WHAT THE TASK ASKS =>
Find how many lines in the material contain "JSON"; your answer should be that number alone.

Chart and figure data =>

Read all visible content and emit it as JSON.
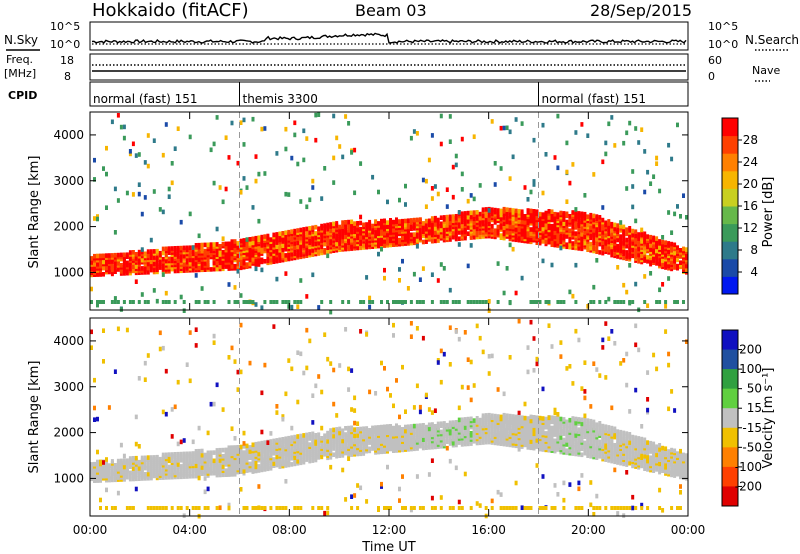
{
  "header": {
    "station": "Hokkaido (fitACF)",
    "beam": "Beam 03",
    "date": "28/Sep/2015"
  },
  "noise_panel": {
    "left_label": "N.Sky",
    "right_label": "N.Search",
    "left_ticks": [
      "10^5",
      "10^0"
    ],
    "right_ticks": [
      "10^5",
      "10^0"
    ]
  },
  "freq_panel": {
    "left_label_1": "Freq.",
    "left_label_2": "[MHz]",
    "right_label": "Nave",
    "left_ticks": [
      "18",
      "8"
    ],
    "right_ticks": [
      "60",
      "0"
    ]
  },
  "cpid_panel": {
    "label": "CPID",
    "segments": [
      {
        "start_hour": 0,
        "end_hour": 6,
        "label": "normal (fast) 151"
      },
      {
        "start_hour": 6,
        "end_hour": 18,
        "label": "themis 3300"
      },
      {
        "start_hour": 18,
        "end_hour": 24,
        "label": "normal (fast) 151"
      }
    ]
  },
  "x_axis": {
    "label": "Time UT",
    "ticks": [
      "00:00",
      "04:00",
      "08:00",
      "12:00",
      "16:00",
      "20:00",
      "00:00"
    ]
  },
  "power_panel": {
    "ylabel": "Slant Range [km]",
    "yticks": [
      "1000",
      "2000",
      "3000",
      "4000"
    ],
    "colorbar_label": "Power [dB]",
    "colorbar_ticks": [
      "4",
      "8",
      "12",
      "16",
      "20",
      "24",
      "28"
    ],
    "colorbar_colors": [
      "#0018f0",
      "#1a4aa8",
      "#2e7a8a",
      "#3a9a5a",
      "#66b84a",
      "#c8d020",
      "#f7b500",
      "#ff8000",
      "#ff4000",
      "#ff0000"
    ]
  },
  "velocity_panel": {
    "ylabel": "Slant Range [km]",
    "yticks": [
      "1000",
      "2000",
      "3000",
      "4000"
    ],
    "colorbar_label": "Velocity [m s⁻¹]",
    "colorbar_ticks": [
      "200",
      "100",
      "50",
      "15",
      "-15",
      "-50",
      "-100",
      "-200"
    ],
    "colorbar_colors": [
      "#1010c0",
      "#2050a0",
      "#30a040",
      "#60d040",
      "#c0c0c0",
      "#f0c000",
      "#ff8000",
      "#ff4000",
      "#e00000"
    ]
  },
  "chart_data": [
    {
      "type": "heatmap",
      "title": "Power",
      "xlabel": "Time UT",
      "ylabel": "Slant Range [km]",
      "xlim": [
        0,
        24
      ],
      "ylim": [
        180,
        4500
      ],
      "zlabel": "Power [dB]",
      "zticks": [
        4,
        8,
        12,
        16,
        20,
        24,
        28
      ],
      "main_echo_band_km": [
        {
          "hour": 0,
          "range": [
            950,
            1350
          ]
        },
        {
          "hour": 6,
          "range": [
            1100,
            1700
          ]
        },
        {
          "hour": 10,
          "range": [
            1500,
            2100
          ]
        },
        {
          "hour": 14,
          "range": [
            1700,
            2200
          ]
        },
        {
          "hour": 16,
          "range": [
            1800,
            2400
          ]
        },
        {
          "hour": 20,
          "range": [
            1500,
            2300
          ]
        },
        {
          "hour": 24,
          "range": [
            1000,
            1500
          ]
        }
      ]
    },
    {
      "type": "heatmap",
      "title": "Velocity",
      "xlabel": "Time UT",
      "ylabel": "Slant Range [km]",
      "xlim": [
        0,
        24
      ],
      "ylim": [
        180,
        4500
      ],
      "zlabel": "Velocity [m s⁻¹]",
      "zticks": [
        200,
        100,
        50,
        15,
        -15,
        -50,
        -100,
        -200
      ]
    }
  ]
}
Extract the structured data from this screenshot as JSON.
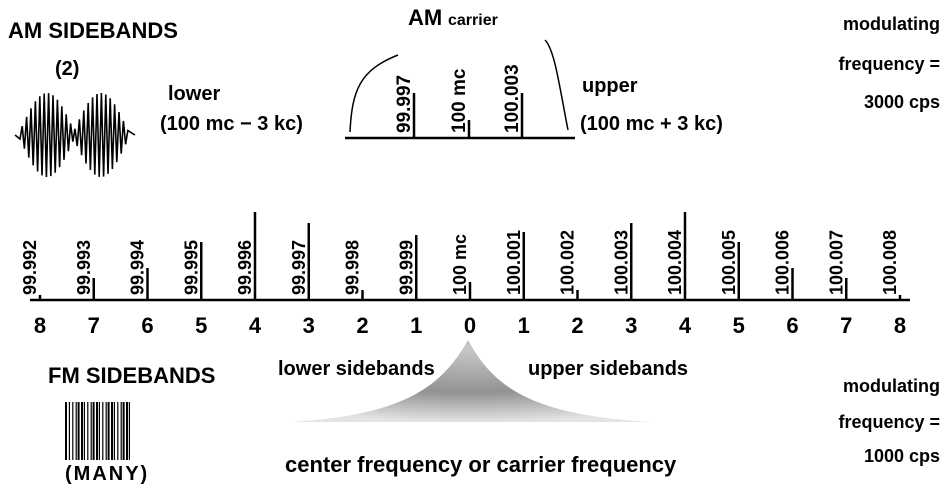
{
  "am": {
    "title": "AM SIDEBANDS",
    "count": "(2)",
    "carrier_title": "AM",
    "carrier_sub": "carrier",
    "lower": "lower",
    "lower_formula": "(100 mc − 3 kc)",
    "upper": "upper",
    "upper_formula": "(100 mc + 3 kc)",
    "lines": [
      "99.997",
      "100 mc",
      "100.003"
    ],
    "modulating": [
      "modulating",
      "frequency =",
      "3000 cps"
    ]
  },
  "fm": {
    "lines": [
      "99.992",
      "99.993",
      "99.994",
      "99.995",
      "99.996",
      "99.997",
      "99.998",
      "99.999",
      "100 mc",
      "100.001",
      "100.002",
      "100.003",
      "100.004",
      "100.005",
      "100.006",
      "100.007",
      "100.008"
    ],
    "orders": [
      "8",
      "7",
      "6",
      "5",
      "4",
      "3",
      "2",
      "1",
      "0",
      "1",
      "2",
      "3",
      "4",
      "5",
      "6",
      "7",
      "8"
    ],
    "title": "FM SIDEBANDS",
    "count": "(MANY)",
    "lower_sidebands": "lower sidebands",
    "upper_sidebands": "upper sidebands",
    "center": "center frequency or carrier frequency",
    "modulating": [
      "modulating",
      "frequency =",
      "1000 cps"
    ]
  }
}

* * *

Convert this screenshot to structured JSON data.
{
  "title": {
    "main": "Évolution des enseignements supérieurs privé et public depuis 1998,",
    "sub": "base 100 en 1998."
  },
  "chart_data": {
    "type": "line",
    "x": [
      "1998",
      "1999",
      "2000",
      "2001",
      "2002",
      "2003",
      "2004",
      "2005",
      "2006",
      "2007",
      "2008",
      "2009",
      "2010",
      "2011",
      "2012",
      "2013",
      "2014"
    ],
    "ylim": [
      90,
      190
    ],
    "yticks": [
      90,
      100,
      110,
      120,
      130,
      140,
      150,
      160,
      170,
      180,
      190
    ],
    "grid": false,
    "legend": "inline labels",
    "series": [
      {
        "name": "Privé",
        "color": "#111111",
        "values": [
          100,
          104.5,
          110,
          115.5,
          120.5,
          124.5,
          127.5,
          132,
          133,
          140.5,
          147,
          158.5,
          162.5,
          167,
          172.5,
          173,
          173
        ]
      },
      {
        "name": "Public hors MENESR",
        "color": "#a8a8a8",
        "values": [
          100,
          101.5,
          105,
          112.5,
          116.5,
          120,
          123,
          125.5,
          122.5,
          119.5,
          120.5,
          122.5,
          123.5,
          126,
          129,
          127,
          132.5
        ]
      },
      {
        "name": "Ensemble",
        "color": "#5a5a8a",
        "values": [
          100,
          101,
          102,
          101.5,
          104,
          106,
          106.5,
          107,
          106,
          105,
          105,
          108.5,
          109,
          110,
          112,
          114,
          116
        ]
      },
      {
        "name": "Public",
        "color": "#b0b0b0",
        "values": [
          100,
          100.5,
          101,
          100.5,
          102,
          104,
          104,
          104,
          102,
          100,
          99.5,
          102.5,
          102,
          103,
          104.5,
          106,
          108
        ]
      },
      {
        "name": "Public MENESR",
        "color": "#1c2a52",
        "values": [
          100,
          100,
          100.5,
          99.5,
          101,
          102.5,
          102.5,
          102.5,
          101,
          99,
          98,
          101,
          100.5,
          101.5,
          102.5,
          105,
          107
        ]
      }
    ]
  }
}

EXERCISE RESULT =>
3